## EXERCISE
Write out the whole listing exactly as it stands.

## RECORDS FOR THE EXERCISE

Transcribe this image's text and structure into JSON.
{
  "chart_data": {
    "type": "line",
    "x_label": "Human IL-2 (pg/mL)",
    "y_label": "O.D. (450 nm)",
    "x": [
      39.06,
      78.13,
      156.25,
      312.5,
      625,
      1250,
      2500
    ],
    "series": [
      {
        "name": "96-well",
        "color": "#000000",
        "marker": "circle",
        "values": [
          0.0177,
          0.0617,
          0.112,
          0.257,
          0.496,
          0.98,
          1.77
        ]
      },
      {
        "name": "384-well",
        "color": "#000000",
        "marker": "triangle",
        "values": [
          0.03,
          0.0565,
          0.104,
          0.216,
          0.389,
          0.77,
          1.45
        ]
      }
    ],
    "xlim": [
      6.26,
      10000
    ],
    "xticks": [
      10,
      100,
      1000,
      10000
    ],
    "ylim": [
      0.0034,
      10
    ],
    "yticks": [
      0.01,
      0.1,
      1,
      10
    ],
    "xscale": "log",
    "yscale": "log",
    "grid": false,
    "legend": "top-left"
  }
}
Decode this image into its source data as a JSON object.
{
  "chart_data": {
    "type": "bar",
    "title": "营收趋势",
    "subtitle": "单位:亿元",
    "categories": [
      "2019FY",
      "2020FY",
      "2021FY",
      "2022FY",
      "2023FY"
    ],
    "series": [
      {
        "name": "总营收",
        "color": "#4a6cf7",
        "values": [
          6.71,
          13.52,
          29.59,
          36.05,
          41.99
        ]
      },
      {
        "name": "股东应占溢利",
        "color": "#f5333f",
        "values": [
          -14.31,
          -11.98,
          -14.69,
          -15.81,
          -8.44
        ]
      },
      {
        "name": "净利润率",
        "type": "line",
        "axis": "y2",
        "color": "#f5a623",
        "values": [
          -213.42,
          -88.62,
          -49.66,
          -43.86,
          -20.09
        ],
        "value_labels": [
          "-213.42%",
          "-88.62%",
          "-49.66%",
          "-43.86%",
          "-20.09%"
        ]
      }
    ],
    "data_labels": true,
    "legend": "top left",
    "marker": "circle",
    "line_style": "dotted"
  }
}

## SOLVED PROBLEM
Transcribe this image's text and structure into JSON.
{
  "chart_data": {
    "type": "line",
    "x_label": "Human IL-2 (pg/mL)",
    "y_label": "O.D. (450 nm)",
    "x": [
      39.06,
      78.13,
      156.25,
      312.5,
      625,
      1250,
      2500
    ],
    "series": [
      {
        "name": "96-well",
        "color": "#000000",
        "marker": "circle",
        "values": [
          0.0177,
          0.0617,
          0.112,
          0.257,
          0.496,
          0.98,
          1.77
        ]
      },
      {
        "name": "384-well",
        "color": "#000000",
        "marker": "triangle",
        "values": [
          0.03,
          0.0565,
          0.104,
          0.216,
          0.389,
          0.77,
          1.45
        ]
      }
    ],
    "xlim": [
      6.26,
      10000
    ],
    "xticks": [
      10,
      100,
      1000,
      10000
    ],
    "ylim": [
      0.0034,
      10
    ],
    "yticks": [
      0.01,
      0.1,
      1,
      10
    ],
    "xscale": "log",
    "yscale": "log",
    "grid": false,
    "legend": "top-left"
  }
}
Decode this image into its source data as a JSON object.
{
  "chart_data": {
    "type": "bar",
    "title": "营收趋势",
    "subtitle": "单位:亿元",
    "categories": [
      "2019FY",
      "2020FY",
      "2021FY",
      "2022FY",
      "2023FY"
    ],
    "series": [
      {
        "name": "总营收",
        "color": "#4a6cf7",
        "values": [
          6.71,
          13.52,
          29.59,
          36.05,
          41.99
        ]
      },
      {
        "name": "股东应占溢利",
        "color": "#f5333f",
        "values": [
          -14.31,
          -11.98,
          -14.69,
          -15.81,
          -8.44
        ]
      },
      {
        "name": "净利润率",
        "type": "line",
        "axis": "y2",
        "color": "#f5a623",
        "values": [
          -213.42,
          -88.62,
          -49.66,
          -43.86,
          -20.09
        ],
        "value_labels": [
          "-213.42%",
          "-88.62%",
          "-49.66%",
          "-43.86%",
          "-20.09%"
        ]
      }
    ],
    "data_labels": true,
    "legend": "top left",
    "marker": "circle",
    "line_style": "dotted"
  }
}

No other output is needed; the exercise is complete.